┌────────
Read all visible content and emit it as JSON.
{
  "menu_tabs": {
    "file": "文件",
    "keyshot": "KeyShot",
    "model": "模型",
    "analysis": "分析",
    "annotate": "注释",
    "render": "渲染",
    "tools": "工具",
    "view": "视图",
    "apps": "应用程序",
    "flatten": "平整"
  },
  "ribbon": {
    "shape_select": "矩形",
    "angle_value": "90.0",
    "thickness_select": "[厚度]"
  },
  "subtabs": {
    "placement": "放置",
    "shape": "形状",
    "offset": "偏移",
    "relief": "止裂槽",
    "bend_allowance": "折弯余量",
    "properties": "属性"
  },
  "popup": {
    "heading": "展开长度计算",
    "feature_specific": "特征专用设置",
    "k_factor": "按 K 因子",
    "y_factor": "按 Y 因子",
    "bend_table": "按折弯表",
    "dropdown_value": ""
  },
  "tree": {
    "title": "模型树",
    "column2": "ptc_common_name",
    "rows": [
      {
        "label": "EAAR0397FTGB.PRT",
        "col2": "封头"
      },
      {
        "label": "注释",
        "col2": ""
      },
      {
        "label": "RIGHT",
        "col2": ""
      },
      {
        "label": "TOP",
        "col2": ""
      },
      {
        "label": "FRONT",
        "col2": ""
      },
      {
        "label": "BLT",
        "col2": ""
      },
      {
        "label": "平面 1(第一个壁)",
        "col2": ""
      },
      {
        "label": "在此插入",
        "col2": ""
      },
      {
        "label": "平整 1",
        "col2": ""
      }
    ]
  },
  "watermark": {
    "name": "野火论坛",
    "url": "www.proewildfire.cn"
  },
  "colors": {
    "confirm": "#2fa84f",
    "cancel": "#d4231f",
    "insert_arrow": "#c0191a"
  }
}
└────────
| The request |
Repeat back the data above, exact to the last character.

| Response to this exercise |
Read all visible content and emit it as JSON.
{
  "menu_tabs": {
    "file": "文件",
    "keyshot": "KeyShot",
    "model": "模型",
    "analysis": "分析",
    "annotate": "注释",
    "render": "渲染",
    "tools": "工具",
    "view": "视图",
    "apps": "应用程序",
    "flatten": "平整"
  },
  "ribbon": {
    "shape_select": "矩形",
    "angle_value": "90.0",
    "thickness_select": "[厚度]"
  },
  "subtabs": {
    "placement": "放置",
    "shape": "形状",
    "offset": "偏移",
    "relief": "止裂槽",
    "bend_allowance": "折弯余量",
    "properties": "属性"
  },
  "popup": {
    "heading": "展开长度计算",
    "feature_specific": "特征专用设置",
    "k_factor": "按 K 因子",
    "y_factor": "按 Y 因子",
    "bend_table": "按折弯表",
    "dropdown_value": ""
  },
  "tree": {
    "title": "模型树",
    "column2": "ptc_common_name",
    "rows": [
      {
        "label": "EAAR0397FTGB.PRT",
        "col2": "封头"
      },
      {
        "label": "注释",
        "col2": ""
      },
      {
        "label": "RIGHT",
        "col2": ""
      },
      {
        "label": "TOP",
        "col2": ""
      },
      {
        "label": "FRONT",
        "col2": ""
      },
      {
        "label": "BLT",
        "col2": ""
      },
      {
        "label": "平面 1(第一个壁)",
        "col2": ""
      },
      {
        "label": "在此插入",
        "col2": ""
      },
      {
        "label": "平整 1",
        "col2": ""
      }
    ]
  },
  "watermark": {
    "name": "野火论坛",
    "url": "www.proewildfire.cn"
  },
  "colors": {
    "confirm": "#2fa84f",
    "cancel": "#d4231f",
    "insert_arrow": "#c0191a"
  }
}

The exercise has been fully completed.